#### THE INPUT ####
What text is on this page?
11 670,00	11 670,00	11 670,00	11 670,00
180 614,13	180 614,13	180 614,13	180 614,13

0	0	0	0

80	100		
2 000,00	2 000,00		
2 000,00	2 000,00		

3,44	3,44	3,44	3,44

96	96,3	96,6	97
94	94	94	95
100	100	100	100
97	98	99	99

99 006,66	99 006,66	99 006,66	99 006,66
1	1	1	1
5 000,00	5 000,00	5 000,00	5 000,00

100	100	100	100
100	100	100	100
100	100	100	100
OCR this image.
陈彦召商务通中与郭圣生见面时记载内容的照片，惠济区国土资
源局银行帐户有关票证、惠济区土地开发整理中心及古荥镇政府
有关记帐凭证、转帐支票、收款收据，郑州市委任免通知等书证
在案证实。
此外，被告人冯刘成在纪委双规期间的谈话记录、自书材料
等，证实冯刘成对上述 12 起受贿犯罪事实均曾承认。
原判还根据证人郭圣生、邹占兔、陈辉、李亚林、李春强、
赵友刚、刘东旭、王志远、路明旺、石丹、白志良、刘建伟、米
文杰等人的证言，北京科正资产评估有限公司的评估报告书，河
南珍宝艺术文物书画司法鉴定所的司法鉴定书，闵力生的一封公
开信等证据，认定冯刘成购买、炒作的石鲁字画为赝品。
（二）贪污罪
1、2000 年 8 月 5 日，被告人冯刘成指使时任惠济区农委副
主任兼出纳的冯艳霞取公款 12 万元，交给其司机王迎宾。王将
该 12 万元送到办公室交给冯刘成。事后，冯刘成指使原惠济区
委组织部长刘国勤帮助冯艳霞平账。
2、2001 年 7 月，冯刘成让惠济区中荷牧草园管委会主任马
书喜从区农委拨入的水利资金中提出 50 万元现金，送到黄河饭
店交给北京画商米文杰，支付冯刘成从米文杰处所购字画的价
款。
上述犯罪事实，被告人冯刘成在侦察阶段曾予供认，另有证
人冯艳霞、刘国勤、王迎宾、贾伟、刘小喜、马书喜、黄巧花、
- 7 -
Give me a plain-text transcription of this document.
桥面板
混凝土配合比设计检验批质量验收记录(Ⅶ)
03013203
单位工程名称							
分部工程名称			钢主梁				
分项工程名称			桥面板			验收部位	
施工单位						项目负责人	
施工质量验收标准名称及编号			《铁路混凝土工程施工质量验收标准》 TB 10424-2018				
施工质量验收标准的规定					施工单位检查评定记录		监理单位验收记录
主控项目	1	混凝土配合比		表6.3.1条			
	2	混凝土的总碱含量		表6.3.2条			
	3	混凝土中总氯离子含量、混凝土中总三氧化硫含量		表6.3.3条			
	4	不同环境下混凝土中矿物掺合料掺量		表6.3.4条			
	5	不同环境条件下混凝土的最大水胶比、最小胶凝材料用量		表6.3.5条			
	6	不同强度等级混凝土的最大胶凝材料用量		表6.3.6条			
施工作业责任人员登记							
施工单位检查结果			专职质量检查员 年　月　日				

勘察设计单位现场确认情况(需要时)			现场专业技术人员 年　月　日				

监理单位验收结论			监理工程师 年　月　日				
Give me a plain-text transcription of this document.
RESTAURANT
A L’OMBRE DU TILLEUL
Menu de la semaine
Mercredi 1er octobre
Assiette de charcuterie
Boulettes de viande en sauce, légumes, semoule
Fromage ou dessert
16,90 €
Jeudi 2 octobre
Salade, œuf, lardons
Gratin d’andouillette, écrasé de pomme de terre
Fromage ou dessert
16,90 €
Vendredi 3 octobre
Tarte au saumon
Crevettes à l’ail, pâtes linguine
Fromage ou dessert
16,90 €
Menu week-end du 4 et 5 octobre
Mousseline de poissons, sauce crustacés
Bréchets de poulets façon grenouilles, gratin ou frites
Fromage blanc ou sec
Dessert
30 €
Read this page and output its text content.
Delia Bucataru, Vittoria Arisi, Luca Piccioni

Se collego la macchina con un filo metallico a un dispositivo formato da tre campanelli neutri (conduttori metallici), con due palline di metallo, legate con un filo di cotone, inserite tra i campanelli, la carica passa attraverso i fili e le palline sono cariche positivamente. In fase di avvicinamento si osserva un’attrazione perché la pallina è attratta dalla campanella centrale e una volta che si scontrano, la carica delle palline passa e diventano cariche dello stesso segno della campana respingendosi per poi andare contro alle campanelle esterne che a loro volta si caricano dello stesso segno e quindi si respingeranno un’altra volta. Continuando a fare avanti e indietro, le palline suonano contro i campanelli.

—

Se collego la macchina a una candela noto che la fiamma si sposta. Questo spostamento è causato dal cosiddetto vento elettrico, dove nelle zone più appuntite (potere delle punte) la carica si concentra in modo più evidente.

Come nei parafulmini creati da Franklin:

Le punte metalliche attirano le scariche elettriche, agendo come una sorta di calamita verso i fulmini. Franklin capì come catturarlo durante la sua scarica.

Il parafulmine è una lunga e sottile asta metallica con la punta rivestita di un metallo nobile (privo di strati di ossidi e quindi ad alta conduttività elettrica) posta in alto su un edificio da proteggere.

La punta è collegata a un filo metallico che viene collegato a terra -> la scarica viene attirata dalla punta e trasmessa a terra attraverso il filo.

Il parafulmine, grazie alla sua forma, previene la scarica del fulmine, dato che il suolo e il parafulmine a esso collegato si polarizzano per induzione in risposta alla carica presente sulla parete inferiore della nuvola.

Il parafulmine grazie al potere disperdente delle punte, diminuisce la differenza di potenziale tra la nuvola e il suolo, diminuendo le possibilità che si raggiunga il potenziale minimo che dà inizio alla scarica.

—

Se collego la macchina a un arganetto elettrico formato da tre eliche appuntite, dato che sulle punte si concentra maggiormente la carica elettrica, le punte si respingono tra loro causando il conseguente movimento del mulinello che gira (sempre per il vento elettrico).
####
* _WHAT TO PRODUCE_
Please output the complete data exactly.

* _EXERCISE RESULT_
What text is on this page?
11 670,00	11 670,00	11 670,00	11 670,00
180 614,13	180 614,13	180 614,13	180 614,13

0	0	0	0

80	100		
2 000,00	2 000,00		
2 000,00	2 000,00		

3,44	3,44	3,44	3,44

96	96,3	96,6	97
94	94	94	95
100	100	100	100
97	98	99	99

99 006,66	99 006,66	99 006,66	99 006,66
1	1	1	1
5 000,00	5 000,00	5 000,00	5 000,00

100	100	100	100
100	100	100	100
100	100	100	100
OCR this image.
陈彦召商务通中与郭圣生见面时记载内容的照片，惠济区国土资
源局银行帐户有关票证、惠济区土地开发整理中心及古荥镇政府
有关记帐凭证、转帐支票、收款收据，郑州市委任免通知等书证
在案证实。
此外，被告人冯刘成在纪委双规期间的谈话记录、自书材料
等，证实冯刘成对上述 12 起受贿犯罪事实均曾承认。
原判还根据证人郭圣生、邹占兔、陈辉、李亚林、李春强、
赵友刚、刘东旭、王志远、路明旺、石丹、白志良、刘建伟、米
文杰等人的证言，北京科正资产评估有限公司的评估报告书，河
南珍宝艺术文物书画司法鉴定所的司法鉴定书，闵力生的一封公
开信等证据，认定冯刘成购买、炒作的石鲁字画为赝品。
（二）贪污罪
1、2000 年 8 月 5 日，被告人冯刘成指使时任惠济区农委副
主任兼出纳的冯艳霞取公款 12 万元，交给其司机王迎宾。王将
该 12 万元送到办公室交给冯刘成。事后，冯刘成指使原惠济区
委组织部长刘国勤帮助冯艳霞平账。
2、2001 年 7 月，冯刘成让惠济区中荷牧草园管委会主任马
书喜从区农委拨入的水利资金中提出 50 万元现金，送到黄河饭
店交给北京画商米文杰，支付冯刘成从米文杰处所购字画的价
款。
上述犯罪事实，被告人冯刘成在侦察阶段曾予供认，另有证
人冯艳霞、刘国勤、王迎宾、贾伟、刘小喜、马书喜、黄巧花、
- 7 -
Give me a plain-text transcription of this document.
桥面板
混凝土配合比设计检验批质量验收记录(Ⅶ)
03013203
单位工程名称							
分部工程名称			钢主梁				
分项工程名称			桥面板			验收部位	
施工单位						项目负责人	
施工质量验收标准名称及编号			《铁路混凝土工程施工质量验收标准》 TB 10424-2018				
施工质量验收标准的规定					施工单位检查评定记录		监理单位验收记录
主控项目	1	混凝土配合比		表6.3.1条			
	2	混凝土的总碱含量		表6.3.2条			
	3	混凝土中总氯离子含量、混凝土中总三氧化硫含量		表6.3.3条			
	4	不同环境下混凝土中矿物掺合料掺量		表6.3.4条			
	5	不同环境条件下混凝土的最大水胶比、最小胶凝材料用量		表6.3.5条			
	6	不同强度等级混凝土的最大胶凝材料用量		表6.3.6条			
施工作业责任人员登记							
施工单位检查结果			专职质量检查员 年　月　日				

勘察设计单位现场确认情况(需要时)			现场专业技术人员 年　月　日				

监理单位验收结论			监理工程师 年　月　日				
Give me a plain-text transcription of this document.
RESTAURANT
A L’OMBRE DU TILLEUL
Menu de la semaine
Mercredi 1er octobre
Assiette de charcuterie
Boulettes de viande en sauce, légumes, semoule
Fromage ou dessert
16,90 €
Jeudi 2 octobre
Salade, œuf, lardons
Gratin d’andouillette, écrasé de pomme de terre
Fromage ou dessert
16,90 €
Vendredi 3 octobre
Tarte au saumon
Crevettes à l’ail, pâtes linguine
Fromage ou dessert
16,90 €
Menu week-end du 4 et 5 octobre
Mousseline de poissons, sauce crustacés
Bréchets de poulets façon grenouilles, gratin ou frites
Fromage blanc ou sec
Dessert
30 €
Read this page and output its text content.
Delia Bucataru, Vittoria Arisi, Luca Piccioni

Se collego la macchina con un filo metallico a un dispositivo formato da tre campanelli neutri (conduttori metallici), con due palline di metallo, legate con un filo di cotone, inserite tra i campanelli, la carica passa attraverso i fili e le palline sono cariche positivamente. In fase di avvicinamento si osserva un’attrazione perché la pallina è attratta dalla campanella centrale e una volta che si scontrano, la carica delle palline passa e diventano cariche dello stesso segno della campana respingendosi per poi andare contro alle campanelle esterne che a loro volta si caricano dello stesso segno e quindi si respingeranno un’altra volta. Continuando a fare avanti e indietro, le palline suonano contro i campanelli.

—

Se collego la macchina a una candela noto che la fiamma si sposta. Questo spostamento è causato dal cosiddetto vento elettrico, dove nelle zone più appuntite (potere delle punte) la carica si concentra in modo più evidente.

Come nei parafulmini creati da Franklin:

Le punte metalliche attirano le scariche elettriche, agendo come una sorta di calamita verso i fulmini. Franklin capì come catturarlo durante la sua scarica.

Il parafulmine è una lunga e sottile asta metallica con la punta rivestita di un metallo nobile (privo di strati di ossidi e quindi ad alta conduttività elettrica) posta in alto su un edificio da proteggere.

La punta è collegata a un filo metallico che viene collegato a terra -> la scarica viene attirata dalla punta e trasmessa a terra attraverso il filo.

Il parafulmine, grazie alla sua forma, previene la scarica del fulmine, dato che il suolo e il parafulmine a esso collegato si polarizzano per induzione in risposta alla carica presente sulla parete inferiore della nuvola.

Il parafulmine grazie al potere disperdente delle punte, diminuisce la differenza di potenziale tra la nuvola e il suolo, diminuendo le possibilità che si raggiunga il potenziale minimo che dà inizio alla scarica.

—

Se collego la macchina a un arganetto elettrico formato da tre eliche appuntite, dato che sulle punte si concentra maggiormente la carica elettrica, le punte si respingono tra loro causando il conseguente movimento del mulinello che gira (sempre per il vento elettrico).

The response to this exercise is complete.